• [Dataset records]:

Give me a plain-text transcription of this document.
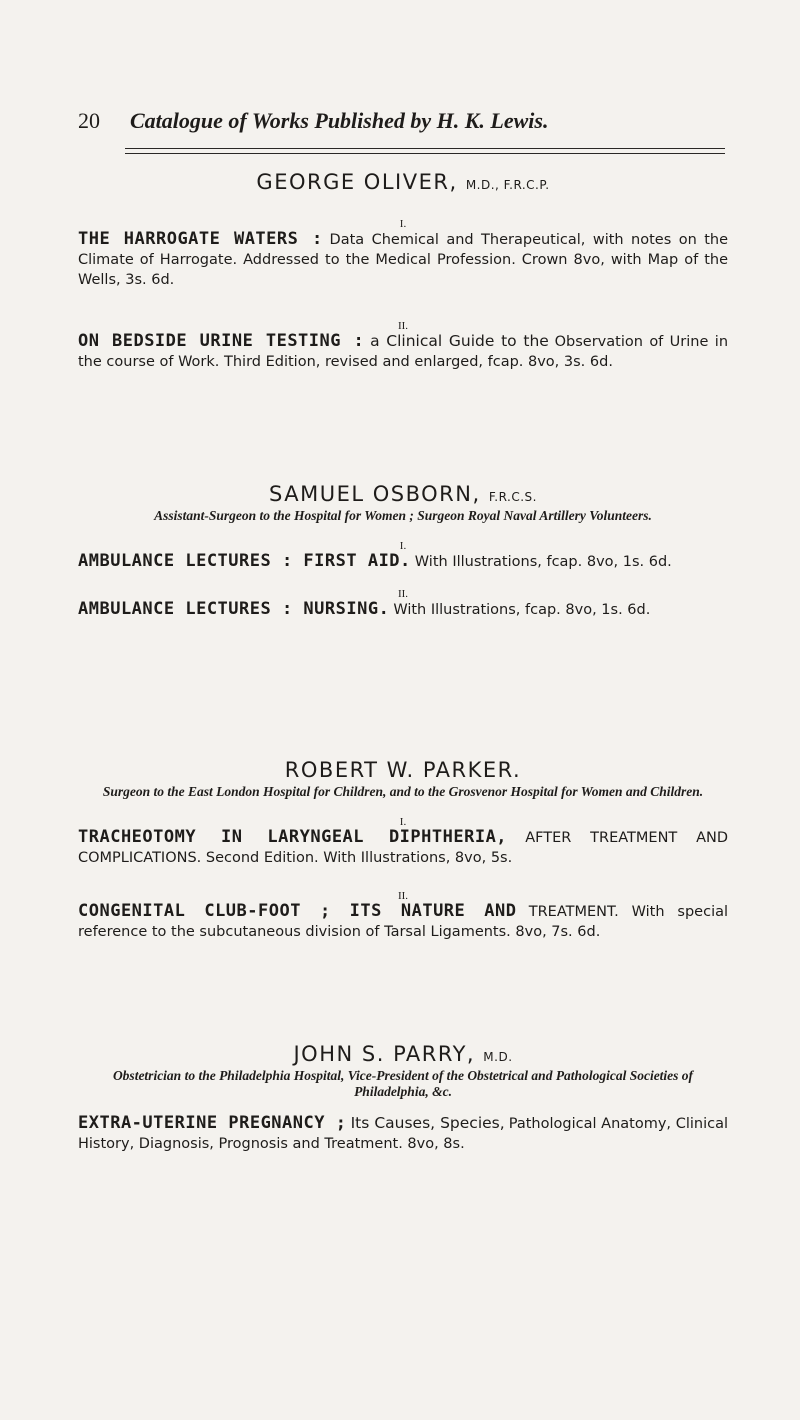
20 Catalogue of Works Published by H. K. Lewis.
GEORGE OLIVER, M.D., F.R.C.P.
I.
THE HARROGATE WATERS : Data Chemical and Therapeutical, with notes on the Climate of Harrogate. Addressed to the Medical Profession. Crown 8vo, with Map of the Wells, 3s. 6d.
II.
ON BEDSIDE URINE TESTING : a Clinical Guide to the Observation of Urine in the course of Work. Third Edition, revised and enlarged, fcap. 8vo, 3s. 6d.
SAMUEL OSBORN, F.R.C.S.
Assistant-Surgeon to the Hospital for Women ; Surgeon Royal Naval Artillery Volunteers.
I.
AMBULANCE LECTURES : FIRST AID. With Illustrations, fcap. 8vo, 1s. 6d.
II.
AMBULANCE LECTURES : NURSING. With Illustrations, fcap. 8vo, 1s. 6d.
ROBERT W. PARKER.
Surgeon to the East London Hospital for Children, and to the Grosvenor Hospital for Women and Children.
I.
TRACHEOTOMY IN LARYNGEAL DIPHTHERIA, AFTER TREATMENT AND COMPLICATIONS. Second Edition. With Illustrations, 8vo, 5s.
II.
CONGENITAL CLUB-FOOT ; ITS NATURE AND TREATMENT. With special reference to the subcutaneous division of Tarsal Ligaments. 8vo, 7s. 6d.
JOHN S. PARRY, M.D.
Obstetrician to the Philadelphia Hospital, Vice-President of the Obstetrical and Pathological Societies of Philadelphia, &c.
EXTRA-UTERINE PREGNANCY ; Its Causes, Species, Pathological Anatomy, Clinical History, Diagnosis, Prognosis and Treatment. 8vo, 8s.
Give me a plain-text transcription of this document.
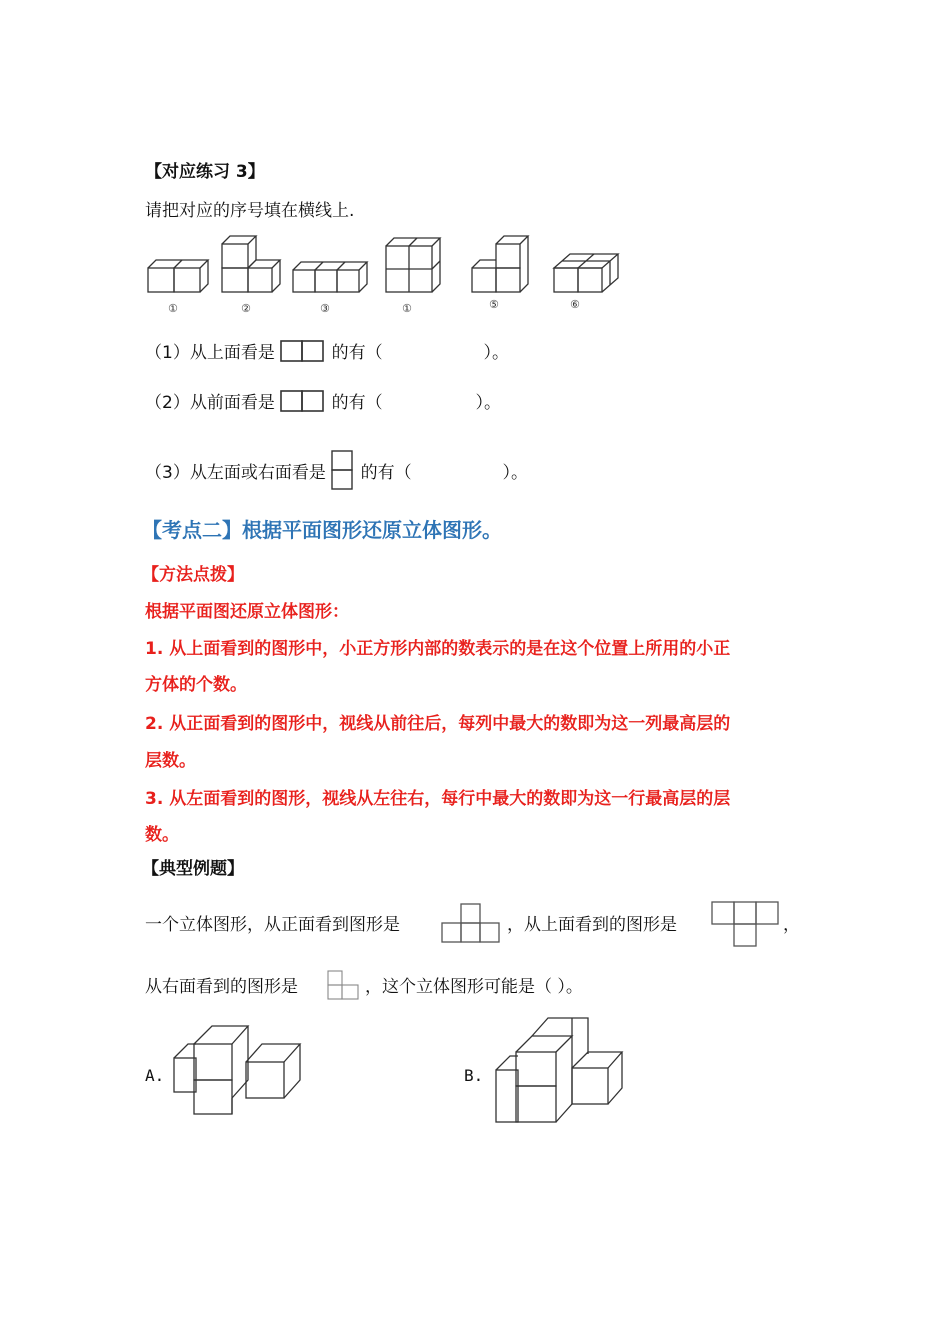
【对应练习 3】
请把对应的序号填在横线上.
①	②	③	①	⑤	⑥
（1）从上面看是	的有（	）。
（2）从前面看是	的有（	）。
（3）从左面或右面看是 的有（	）。
【考点二】根据平面图形还原立体图形。
【方法点拨】
根据平面图还原立体图形：
1. 从上面看到的图形中，小正方形内部的数表示的是在这个位置上所用的小正
方体的个数。
2. 从正面看到的图形中，视线从前往后，每列中最大的数即为这一列最高层的
层数。
3. 从左面看到的图形，视线从左往右，每行中最大的数即为这一行最高层的层
数。
【典型例题】
一个立体图形，从正面看到图形是	，从上面看到的图形是	，
从右面看到的图形是	，这个立体图形可能是（ ）。
A.	B.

• [EXERCISE]: Repeat everything in the records precisely. Images are excluded from the copy.

• [TASK SOLUTION]:
Give me a plain-text transcription of this document.
20 Catalogue of Works Published by H. K. Lewis.
GEORGE OLIVER, M.D., F.R.C.P.
I.
THE HARROGATE WATERS : Data Chemical and Therapeutical, with notes on the Climate of Harrogate. Addressed to the Medical Profession. Crown 8vo, with Map of the Wells, 3s. 6d.
II.
ON BEDSIDE URINE TESTING : a Clinical Guide to the Observation of Urine in the course of Work. Third Edition, revised and enlarged, fcap. 8vo, 3s. 6d.
SAMUEL OSBORN, F.R.C.S.
Assistant-Surgeon to the Hospital for Women ; Surgeon Royal Naval Artillery Volunteers.
I.
AMBULANCE LECTURES : FIRST AID. With Illustrations, fcap. 8vo, 1s. 6d.
II.
AMBULANCE LECTURES : NURSING. With Illustrations, fcap. 8vo, 1s. 6d.
ROBERT W. PARKER.
Surgeon to the East London Hospital for Children, and to the Grosvenor Hospital for Women and Children.
I.
TRACHEOTOMY IN LARYNGEAL DIPHTHERIA, AFTER TREATMENT AND COMPLICATIONS. Second Edition. With Illustrations, 8vo, 5s.
II.
CONGENITAL CLUB-FOOT ; ITS NATURE AND TREATMENT. With special reference to the subcutaneous division of Tarsal Ligaments. 8vo, 7s. 6d.
JOHN S. PARRY, M.D.
Obstetrician to the Philadelphia Hospital, Vice-President of the Obstetrical and Pathological Societies of Philadelphia, &c.
EXTRA-UTERINE PREGNANCY ; Its Causes, Species, Pathological Anatomy, Clinical History, Diagnosis, Prognosis and Treatment. 8vo, 8s.
Give me a plain-text transcription of this document.
【对应练习 3】
请把对应的序号填在横线上.
①	②	③	①	⑤	⑥
（1）从上面看是	的有（	）。
（2）从前面看是	的有（	）。
（3）从左面或右面看是 的有（	）。
【考点二】根据平面图形还原立体图形。
【方法点拨】
根据平面图还原立体图形：
1. 从上面看到的图形中，小正方形内部的数表示的是在这个位置上所用的小正
方体的个数。
2. 从正面看到的图形中，视线从前往后，每列中最大的数即为这一列最高层的
层数。
3. 从左面看到的图形，视线从左往右，每行中最大的数即为这一行最高层的层
数。
【典型例题】
一个立体图形，从正面看到图形是	，从上面看到的图形是	，
从右面看到的图形是	，这个立体图形可能是（ ）。
A.	B.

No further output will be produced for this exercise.